* begin *
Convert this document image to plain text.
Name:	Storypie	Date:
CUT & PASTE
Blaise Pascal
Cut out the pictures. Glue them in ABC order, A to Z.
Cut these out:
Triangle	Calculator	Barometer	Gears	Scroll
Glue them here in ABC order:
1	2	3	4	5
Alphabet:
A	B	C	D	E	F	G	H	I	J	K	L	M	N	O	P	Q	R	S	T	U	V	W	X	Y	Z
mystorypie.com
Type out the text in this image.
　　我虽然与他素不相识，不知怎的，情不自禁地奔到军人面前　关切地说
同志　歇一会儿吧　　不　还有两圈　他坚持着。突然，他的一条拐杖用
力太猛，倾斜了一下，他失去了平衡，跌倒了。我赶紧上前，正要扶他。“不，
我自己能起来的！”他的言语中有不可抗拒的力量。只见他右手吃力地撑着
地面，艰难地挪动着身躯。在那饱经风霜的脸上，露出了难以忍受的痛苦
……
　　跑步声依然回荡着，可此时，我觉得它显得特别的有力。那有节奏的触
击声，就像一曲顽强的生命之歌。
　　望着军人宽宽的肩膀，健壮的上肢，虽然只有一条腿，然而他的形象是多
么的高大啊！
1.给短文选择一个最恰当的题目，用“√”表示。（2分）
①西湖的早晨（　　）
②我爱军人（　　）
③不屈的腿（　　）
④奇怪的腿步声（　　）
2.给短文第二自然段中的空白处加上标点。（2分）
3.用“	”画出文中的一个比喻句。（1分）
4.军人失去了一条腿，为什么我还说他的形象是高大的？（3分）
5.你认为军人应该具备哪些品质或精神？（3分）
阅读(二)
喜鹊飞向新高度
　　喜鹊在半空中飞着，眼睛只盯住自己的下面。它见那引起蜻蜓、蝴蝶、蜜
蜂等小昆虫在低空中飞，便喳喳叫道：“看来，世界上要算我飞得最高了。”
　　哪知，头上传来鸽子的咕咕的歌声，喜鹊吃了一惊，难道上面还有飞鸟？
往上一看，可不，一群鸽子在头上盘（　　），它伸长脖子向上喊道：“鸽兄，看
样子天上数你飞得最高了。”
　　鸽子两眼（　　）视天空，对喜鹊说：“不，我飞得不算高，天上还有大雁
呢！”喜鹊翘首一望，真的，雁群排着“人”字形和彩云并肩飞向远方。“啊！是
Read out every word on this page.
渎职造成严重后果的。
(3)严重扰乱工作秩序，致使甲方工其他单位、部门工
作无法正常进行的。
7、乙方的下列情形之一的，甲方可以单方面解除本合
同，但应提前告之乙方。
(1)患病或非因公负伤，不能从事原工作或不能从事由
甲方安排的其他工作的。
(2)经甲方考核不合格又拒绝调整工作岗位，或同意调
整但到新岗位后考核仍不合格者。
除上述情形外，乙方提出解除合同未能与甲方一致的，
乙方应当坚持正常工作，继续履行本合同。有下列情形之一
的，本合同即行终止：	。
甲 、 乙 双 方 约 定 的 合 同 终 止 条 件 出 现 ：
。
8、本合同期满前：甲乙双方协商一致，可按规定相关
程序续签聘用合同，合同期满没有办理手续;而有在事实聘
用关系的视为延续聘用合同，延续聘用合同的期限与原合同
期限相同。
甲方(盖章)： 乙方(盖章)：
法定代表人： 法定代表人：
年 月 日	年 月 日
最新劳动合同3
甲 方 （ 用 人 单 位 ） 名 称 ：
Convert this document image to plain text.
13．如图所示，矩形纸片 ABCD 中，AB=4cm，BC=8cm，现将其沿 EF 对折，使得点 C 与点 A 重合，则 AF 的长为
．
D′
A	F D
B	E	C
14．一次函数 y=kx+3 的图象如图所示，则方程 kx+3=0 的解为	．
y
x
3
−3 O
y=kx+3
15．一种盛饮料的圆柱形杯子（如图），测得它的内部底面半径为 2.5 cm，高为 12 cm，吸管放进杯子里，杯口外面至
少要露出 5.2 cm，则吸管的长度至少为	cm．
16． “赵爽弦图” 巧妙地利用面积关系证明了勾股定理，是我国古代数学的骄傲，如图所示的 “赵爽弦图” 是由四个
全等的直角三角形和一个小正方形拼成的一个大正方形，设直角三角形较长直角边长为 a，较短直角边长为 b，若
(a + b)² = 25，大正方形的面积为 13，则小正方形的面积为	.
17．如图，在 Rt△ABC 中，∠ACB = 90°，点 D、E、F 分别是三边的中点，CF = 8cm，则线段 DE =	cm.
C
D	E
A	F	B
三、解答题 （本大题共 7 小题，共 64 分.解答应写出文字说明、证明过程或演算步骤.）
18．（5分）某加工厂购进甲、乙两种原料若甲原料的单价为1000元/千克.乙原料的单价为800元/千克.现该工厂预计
* end *
> **What to work on**
Extract the full listing above without alteration.

> **Response to the exercise**
Convert this document image to plain text.
Name:	Storypie	Date:
CUT & PASTE
Blaise Pascal
Cut out the pictures. Glue them in ABC order, A to Z.
Cut these out:
Triangle	Calculator	Barometer	Gears	Scroll
Glue them here in ABC order:
1	2	3	4	5
Alphabet:
A	B	C	D	E	F	G	H	I	J	K	L	M	N	O	P	Q	R	S	T	U	V	W	X	Y	Z
mystorypie.com
Type out the text in this image.
　　我虽然与他素不相识，不知怎的，情不自禁地奔到军人面前　关切地说
同志　歇一会儿吧　　不　还有两圈　他坚持着。突然，他的一条拐杖用
力太猛，倾斜了一下，他失去了平衡，跌倒了。我赶紧上前，正要扶他。“不，
我自己能起来的！”他的言语中有不可抗拒的力量。只见他右手吃力地撑着
地面，艰难地挪动着身躯。在那饱经风霜的脸上，露出了难以忍受的痛苦
……
　　跑步声依然回荡着，可此时，我觉得它显得特别的有力。那有节奏的触
击声，就像一曲顽强的生命之歌。
　　望着军人宽宽的肩膀，健壮的上肢，虽然只有一条腿，然而他的形象是多
么的高大啊！
1.给短文选择一个最恰当的题目，用“√”表示。（2分）
①西湖的早晨（　　）
②我爱军人（　　）
③不屈的腿（　　）
④奇怪的腿步声（　　）
2.给短文第二自然段中的空白处加上标点。（2分）
3.用“	”画出文中的一个比喻句。（1分）
4.军人失去了一条腿，为什么我还说他的形象是高大的？（3分）
5.你认为军人应该具备哪些品质或精神？（3分）
阅读(二)
喜鹊飞向新高度
　　喜鹊在半空中飞着，眼睛只盯住自己的下面。它见那引起蜻蜓、蝴蝶、蜜
蜂等小昆虫在低空中飞，便喳喳叫道：“看来，世界上要算我飞得最高了。”
　　哪知，头上传来鸽子的咕咕的歌声，喜鹊吃了一惊，难道上面还有飞鸟？
往上一看，可不，一群鸽子在头上盘（　　），它伸长脖子向上喊道：“鸽兄，看
样子天上数你飞得最高了。”
　　鸽子两眼（　　）视天空，对喜鹊说：“不，我飞得不算高，天上还有大雁
呢！”喜鹊翘首一望，真的，雁群排着“人”字形和彩云并肩飞向远方。“啊！是
Read out every word on this page.
渎职造成严重后果的。
(3)严重扰乱工作秩序，致使甲方工其他单位、部门工
作无法正常进行的。
7、乙方的下列情形之一的，甲方可以单方面解除本合
同，但应提前告之乙方。
(1)患病或非因公负伤，不能从事原工作或不能从事由
甲方安排的其他工作的。
(2)经甲方考核不合格又拒绝调整工作岗位，或同意调
整但到新岗位后考核仍不合格者。
除上述情形外，乙方提出解除合同未能与甲方一致的，
乙方应当坚持正常工作，继续履行本合同。有下列情形之一
的，本合同即行终止：	。
甲 、 乙 双 方 约 定 的 合 同 终 止 条 件 出 现 ：
。
8、本合同期满前：甲乙双方协商一致，可按规定相关
程序续签聘用合同，合同期满没有办理手续;而有在事实聘
用关系的视为延续聘用合同，延续聘用合同的期限与原合同
期限相同。
甲方(盖章)： 乙方(盖章)：
法定代表人： 法定代表人：
年 月 日	年 月 日
最新劳动合同3
甲 方 （ 用 人 单 位 ） 名 称 ：
Convert this document image to plain text.
13．如图所示，矩形纸片 ABCD 中，AB=4cm，BC=8cm，现将其沿 EF 对折，使得点 C 与点 A 重合，则 AF 的长为
．
D′
A	F D
B	E	C
14．一次函数 y=kx+3 的图象如图所示，则方程 kx+3=0 的解为	．
y
x
3
−3 O
y=kx+3
15．一种盛饮料的圆柱形杯子（如图），测得它的内部底面半径为 2.5 cm，高为 12 cm，吸管放进杯子里，杯口外面至
少要露出 5.2 cm，则吸管的长度至少为	cm．
16． “赵爽弦图” 巧妙地利用面积关系证明了勾股定理，是我国古代数学的骄傲，如图所示的 “赵爽弦图” 是由四个
全等的直角三角形和一个小正方形拼成的一个大正方形，设直角三角形较长直角边长为 a，较短直角边长为 b，若
(a + b)² = 25，大正方形的面积为 13，则小正方形的面积为	.
17．如图，在 Rt△ABC 中，∠ACB = 90°，点 D、E、F 分别是三边的中点，CF = 8cm，则线段 DE =	cm.
C
D	E
A	F	B
三、解答题 （本大题共 7 小题，共 64 分.解答应写出文字说明、证明过程或演算步骤.）
18．（5分）某加工厂购进甲、乙两种原料若甲原料的单价为1000元/千克.乙原料的单价为800元/千克.现该工厂预计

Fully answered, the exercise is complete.